## Objective
Copy every line in the records below that contains the word "SDTVAR".

## Extracted entries
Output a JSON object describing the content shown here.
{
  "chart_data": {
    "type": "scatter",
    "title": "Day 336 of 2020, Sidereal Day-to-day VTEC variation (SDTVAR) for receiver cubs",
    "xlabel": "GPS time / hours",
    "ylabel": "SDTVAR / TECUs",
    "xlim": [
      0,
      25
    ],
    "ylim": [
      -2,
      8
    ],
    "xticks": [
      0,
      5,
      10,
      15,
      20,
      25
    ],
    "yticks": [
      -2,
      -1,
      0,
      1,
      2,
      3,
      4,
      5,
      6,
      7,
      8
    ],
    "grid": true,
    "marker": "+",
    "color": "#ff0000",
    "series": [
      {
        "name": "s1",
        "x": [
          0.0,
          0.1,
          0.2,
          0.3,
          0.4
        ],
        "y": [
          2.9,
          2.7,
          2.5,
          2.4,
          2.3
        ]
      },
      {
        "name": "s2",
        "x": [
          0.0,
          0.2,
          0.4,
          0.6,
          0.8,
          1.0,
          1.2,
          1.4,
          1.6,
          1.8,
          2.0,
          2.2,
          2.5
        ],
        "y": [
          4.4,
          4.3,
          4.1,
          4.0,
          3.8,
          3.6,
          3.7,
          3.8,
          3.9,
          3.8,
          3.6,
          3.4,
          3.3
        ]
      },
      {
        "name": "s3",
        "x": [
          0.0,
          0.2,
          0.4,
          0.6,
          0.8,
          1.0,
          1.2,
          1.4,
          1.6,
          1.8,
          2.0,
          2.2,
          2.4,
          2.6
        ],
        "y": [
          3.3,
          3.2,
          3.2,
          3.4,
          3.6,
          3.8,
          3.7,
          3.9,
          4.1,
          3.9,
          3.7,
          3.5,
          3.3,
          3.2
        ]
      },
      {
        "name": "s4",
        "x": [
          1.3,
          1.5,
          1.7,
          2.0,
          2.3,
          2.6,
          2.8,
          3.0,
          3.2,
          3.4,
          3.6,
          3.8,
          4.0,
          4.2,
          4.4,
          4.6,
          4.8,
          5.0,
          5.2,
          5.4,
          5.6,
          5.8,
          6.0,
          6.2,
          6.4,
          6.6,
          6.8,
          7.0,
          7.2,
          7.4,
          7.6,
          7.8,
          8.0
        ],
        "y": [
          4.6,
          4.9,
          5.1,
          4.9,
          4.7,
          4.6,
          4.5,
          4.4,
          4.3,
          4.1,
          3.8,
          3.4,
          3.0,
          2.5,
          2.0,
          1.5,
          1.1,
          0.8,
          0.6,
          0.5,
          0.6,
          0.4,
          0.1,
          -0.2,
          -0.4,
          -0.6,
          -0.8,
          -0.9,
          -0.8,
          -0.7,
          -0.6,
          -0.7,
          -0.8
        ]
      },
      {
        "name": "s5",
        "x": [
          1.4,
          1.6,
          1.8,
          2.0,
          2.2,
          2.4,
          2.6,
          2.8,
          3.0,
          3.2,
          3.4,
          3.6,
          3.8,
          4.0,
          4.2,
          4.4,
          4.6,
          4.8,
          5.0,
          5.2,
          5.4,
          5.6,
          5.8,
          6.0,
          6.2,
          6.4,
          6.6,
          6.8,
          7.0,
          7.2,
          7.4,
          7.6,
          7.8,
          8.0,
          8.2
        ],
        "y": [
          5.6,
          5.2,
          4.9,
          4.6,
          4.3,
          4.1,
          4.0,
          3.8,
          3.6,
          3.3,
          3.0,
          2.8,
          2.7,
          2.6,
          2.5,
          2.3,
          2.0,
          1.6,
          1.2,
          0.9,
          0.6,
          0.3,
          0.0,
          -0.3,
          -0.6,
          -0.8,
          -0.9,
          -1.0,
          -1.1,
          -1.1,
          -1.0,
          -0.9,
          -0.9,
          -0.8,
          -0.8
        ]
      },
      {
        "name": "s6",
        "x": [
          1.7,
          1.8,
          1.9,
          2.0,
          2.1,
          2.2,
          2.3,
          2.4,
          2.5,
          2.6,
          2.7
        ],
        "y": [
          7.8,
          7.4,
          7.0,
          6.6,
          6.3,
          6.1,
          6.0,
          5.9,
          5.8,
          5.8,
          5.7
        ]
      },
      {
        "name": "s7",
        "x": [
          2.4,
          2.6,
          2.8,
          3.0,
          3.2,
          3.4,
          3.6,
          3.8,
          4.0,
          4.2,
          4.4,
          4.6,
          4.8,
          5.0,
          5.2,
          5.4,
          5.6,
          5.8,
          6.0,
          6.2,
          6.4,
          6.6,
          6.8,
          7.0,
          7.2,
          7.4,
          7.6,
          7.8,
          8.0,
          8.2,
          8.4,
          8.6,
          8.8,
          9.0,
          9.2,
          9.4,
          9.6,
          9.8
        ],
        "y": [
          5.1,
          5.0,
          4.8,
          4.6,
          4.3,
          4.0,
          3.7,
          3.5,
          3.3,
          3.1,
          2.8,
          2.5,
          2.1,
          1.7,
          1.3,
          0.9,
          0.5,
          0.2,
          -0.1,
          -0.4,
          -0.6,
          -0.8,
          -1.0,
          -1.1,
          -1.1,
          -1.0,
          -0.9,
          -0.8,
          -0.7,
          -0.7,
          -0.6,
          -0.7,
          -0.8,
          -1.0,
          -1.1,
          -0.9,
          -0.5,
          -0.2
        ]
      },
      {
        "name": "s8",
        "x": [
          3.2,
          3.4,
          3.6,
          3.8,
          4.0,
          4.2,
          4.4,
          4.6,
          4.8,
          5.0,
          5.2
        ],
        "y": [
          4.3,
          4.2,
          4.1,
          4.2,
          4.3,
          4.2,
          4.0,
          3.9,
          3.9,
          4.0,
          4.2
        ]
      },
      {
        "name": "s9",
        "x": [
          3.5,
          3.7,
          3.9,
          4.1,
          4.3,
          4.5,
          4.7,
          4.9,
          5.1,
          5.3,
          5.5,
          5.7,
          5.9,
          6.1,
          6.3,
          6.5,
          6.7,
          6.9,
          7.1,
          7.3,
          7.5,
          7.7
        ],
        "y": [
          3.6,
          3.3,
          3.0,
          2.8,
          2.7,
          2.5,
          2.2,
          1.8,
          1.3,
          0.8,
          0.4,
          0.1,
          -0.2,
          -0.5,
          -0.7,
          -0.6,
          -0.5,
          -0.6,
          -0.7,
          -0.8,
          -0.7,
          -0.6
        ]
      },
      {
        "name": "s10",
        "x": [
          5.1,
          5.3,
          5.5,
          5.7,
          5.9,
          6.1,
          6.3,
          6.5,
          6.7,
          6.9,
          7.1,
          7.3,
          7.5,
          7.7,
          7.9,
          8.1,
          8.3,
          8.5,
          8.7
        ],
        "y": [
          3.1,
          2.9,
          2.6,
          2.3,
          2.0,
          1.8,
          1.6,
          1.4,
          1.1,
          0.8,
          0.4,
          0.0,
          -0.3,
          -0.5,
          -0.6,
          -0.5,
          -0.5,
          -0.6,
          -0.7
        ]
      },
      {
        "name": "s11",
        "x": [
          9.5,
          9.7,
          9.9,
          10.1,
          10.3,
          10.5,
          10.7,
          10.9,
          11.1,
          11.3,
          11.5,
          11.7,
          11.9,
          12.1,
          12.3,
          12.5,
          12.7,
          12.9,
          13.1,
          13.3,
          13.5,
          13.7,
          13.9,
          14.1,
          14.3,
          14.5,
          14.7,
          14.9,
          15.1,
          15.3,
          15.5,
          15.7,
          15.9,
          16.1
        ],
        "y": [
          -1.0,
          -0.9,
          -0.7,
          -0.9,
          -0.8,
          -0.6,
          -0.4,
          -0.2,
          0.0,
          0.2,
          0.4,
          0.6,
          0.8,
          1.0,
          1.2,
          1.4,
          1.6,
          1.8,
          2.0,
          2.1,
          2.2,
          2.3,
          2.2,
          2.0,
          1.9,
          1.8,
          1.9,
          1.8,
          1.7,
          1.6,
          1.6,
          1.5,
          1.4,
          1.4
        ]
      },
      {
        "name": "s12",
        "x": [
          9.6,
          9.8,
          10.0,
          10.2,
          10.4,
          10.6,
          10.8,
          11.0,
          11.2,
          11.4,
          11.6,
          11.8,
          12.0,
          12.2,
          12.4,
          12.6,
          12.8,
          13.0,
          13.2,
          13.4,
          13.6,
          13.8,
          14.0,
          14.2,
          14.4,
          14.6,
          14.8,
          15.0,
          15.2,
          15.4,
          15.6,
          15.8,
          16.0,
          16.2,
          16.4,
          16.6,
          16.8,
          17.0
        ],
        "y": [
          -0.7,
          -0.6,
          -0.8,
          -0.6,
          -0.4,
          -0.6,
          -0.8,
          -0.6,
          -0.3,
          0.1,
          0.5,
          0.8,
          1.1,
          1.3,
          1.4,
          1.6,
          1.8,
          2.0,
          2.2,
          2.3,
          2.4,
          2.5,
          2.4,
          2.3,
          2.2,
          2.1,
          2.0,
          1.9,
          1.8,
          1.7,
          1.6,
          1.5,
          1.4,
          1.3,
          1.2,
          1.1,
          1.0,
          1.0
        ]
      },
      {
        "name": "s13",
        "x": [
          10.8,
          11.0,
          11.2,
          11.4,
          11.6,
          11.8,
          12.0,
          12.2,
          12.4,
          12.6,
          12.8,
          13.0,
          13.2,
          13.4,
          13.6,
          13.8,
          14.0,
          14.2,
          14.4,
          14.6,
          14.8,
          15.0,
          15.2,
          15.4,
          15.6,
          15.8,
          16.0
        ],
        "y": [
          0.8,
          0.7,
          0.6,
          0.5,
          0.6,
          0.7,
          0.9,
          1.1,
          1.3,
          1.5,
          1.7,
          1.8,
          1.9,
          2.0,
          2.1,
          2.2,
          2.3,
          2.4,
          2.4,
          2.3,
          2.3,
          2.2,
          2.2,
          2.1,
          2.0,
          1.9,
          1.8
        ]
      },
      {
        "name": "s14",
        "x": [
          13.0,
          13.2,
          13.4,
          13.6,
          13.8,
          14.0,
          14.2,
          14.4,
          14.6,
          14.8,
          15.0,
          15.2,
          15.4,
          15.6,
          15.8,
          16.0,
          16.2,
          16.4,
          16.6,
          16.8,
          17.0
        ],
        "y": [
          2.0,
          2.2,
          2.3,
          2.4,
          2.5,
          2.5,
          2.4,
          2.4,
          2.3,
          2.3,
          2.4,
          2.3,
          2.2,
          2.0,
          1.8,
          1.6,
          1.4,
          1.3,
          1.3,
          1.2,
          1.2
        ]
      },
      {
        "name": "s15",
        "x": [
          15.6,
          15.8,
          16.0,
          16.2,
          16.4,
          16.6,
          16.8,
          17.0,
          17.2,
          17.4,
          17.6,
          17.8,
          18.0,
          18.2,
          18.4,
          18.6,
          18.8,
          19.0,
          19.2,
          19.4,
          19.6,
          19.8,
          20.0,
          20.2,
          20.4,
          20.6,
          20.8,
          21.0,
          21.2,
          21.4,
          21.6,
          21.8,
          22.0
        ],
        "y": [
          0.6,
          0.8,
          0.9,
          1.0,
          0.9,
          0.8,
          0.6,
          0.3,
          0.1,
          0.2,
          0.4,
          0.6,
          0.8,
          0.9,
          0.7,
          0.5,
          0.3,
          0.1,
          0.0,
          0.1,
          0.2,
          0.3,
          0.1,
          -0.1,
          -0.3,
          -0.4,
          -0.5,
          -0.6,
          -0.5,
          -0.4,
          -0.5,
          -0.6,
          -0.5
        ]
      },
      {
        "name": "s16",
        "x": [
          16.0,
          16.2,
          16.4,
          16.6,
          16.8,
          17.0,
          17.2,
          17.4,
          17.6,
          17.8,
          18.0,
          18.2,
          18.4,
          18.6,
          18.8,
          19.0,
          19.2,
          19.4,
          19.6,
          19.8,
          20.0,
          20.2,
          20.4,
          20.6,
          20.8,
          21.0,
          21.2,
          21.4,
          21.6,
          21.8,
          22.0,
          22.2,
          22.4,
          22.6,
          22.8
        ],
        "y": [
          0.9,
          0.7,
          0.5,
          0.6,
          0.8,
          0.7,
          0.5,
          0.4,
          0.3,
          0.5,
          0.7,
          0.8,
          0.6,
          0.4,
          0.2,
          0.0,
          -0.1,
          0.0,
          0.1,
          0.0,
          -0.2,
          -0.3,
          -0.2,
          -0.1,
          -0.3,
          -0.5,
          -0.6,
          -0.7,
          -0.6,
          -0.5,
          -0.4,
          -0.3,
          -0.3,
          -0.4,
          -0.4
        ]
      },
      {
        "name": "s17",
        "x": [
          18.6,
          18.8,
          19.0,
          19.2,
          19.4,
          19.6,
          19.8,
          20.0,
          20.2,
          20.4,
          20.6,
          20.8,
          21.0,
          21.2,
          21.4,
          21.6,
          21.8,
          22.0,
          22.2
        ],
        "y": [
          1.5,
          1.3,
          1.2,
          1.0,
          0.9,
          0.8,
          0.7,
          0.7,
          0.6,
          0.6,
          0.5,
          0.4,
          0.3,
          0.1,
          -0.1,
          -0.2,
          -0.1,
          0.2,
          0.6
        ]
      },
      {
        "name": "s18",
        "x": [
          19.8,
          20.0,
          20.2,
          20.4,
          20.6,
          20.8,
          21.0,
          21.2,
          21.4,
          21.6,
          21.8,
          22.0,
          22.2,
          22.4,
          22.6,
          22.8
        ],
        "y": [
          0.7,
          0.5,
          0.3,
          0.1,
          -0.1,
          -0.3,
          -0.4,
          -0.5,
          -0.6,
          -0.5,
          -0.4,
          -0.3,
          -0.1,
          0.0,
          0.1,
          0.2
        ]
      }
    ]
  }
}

## Exercise response
    "title": "Day 336 of 2020, Sidereal Day-to-day VTEC variation (SDTVAR) for receiver cubs",
    "ylabel": "SDTVAR / TECUs",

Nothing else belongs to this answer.